# GIVEN TASK
Search the listing below for the string "конкурса" and copy every line where it occurs.

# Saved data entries
-- Begin --

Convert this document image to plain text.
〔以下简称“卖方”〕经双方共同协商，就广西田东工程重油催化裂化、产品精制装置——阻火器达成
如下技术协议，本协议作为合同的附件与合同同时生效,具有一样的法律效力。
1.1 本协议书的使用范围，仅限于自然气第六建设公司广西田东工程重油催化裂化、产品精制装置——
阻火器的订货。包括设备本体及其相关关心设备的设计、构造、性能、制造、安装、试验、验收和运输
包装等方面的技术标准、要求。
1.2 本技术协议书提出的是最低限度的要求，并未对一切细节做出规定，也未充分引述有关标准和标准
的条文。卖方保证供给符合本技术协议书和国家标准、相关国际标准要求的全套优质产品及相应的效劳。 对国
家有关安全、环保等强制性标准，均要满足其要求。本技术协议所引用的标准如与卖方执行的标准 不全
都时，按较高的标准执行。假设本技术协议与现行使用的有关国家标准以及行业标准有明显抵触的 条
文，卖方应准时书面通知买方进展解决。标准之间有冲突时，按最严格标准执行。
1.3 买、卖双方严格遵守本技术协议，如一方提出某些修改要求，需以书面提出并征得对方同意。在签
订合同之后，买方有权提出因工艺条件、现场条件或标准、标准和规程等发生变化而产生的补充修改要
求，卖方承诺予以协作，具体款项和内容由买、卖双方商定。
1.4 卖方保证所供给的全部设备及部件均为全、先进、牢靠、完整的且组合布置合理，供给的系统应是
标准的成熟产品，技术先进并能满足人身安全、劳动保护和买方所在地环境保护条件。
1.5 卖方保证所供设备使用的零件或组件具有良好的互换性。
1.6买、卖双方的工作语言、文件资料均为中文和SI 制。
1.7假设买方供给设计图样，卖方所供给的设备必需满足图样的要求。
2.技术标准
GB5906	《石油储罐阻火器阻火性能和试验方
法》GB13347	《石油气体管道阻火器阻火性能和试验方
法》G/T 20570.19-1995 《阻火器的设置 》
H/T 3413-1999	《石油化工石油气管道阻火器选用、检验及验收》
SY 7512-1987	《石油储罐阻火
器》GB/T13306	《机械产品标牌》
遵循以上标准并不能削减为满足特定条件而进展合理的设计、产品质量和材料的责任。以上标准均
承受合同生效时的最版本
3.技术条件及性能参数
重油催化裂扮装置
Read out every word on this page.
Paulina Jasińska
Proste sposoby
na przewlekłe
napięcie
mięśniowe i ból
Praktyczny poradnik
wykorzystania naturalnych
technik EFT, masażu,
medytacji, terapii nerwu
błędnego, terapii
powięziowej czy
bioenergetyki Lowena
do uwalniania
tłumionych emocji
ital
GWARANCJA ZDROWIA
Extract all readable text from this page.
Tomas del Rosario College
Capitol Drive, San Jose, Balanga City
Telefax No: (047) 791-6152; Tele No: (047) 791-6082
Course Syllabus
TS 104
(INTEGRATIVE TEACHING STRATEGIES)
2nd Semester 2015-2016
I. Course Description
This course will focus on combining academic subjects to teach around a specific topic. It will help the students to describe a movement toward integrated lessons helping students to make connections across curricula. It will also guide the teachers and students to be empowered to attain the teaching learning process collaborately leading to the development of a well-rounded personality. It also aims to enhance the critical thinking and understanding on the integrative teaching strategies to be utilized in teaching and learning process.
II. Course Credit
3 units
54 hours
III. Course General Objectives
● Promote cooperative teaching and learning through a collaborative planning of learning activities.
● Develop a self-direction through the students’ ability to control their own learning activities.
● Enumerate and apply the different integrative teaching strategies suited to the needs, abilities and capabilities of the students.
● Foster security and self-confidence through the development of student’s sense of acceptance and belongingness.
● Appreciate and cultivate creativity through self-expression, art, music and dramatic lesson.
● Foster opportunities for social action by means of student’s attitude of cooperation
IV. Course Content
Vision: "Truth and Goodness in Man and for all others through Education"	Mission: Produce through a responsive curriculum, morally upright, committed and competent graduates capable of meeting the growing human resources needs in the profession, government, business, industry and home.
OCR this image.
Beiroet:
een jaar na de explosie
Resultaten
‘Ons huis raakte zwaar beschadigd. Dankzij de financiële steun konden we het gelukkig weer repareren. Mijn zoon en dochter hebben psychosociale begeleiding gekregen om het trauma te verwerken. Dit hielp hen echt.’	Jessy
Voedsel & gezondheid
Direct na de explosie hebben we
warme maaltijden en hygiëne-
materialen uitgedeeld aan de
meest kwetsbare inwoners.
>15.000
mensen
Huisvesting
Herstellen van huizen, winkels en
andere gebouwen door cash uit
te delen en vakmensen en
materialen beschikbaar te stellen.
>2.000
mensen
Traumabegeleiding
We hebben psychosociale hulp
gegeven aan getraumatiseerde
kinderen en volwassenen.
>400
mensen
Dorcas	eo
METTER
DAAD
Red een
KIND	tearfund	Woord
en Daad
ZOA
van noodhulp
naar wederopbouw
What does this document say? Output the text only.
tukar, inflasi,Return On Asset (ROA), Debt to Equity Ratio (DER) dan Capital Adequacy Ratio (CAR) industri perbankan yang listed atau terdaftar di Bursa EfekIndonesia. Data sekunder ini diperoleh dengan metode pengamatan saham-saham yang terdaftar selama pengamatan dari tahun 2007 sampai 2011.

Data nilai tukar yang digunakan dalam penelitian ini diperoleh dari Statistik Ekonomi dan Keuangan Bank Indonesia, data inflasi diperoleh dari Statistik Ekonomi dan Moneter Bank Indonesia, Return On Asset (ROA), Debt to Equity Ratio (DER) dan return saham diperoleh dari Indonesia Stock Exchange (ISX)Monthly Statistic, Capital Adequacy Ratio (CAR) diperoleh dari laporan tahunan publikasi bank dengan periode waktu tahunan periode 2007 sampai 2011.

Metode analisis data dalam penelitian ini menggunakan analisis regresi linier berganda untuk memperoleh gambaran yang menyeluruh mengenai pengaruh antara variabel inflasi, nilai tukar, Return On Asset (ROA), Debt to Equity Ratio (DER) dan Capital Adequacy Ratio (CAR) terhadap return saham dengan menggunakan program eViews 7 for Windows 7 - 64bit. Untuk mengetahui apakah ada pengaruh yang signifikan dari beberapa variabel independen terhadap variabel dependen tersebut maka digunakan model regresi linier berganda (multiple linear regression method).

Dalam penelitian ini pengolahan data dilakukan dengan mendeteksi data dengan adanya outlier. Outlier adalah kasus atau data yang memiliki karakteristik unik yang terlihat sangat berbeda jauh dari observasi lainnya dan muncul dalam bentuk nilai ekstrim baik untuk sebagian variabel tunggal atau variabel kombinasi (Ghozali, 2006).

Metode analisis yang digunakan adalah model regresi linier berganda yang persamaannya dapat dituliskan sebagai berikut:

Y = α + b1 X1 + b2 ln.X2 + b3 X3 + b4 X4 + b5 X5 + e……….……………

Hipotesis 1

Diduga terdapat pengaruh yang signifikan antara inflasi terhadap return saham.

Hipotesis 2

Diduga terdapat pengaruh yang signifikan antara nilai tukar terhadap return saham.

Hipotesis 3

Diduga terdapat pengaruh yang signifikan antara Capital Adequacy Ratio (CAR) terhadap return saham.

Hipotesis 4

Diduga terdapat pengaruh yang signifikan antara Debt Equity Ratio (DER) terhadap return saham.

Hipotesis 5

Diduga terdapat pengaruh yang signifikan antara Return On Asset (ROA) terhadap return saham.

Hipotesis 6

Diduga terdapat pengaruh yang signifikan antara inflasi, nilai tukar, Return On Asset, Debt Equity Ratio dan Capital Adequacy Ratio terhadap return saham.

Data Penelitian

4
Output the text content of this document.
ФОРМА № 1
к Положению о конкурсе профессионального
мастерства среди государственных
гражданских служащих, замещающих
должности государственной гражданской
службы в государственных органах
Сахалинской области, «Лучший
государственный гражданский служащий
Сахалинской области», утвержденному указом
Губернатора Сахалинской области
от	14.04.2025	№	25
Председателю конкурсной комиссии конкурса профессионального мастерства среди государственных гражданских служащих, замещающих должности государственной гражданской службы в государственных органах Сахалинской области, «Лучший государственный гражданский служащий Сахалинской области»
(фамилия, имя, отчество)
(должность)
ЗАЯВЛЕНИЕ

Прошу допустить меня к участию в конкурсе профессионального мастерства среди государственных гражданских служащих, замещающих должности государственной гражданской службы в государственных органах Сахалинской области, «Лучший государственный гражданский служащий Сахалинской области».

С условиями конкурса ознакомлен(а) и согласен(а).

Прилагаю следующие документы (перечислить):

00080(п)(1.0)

-- End --

# COMPLETED EXERCISE
Председателю конкурсной комиссии конкурса профессионального мастерства среди государственных гражданских служащих, замещающих должности государственной гражданской службы в государственных органах Сахалинской области, «Лучший государственный гражданский служащий Сахалинской области»
С условиями конкурса ознакомлен(а) и согласен(а).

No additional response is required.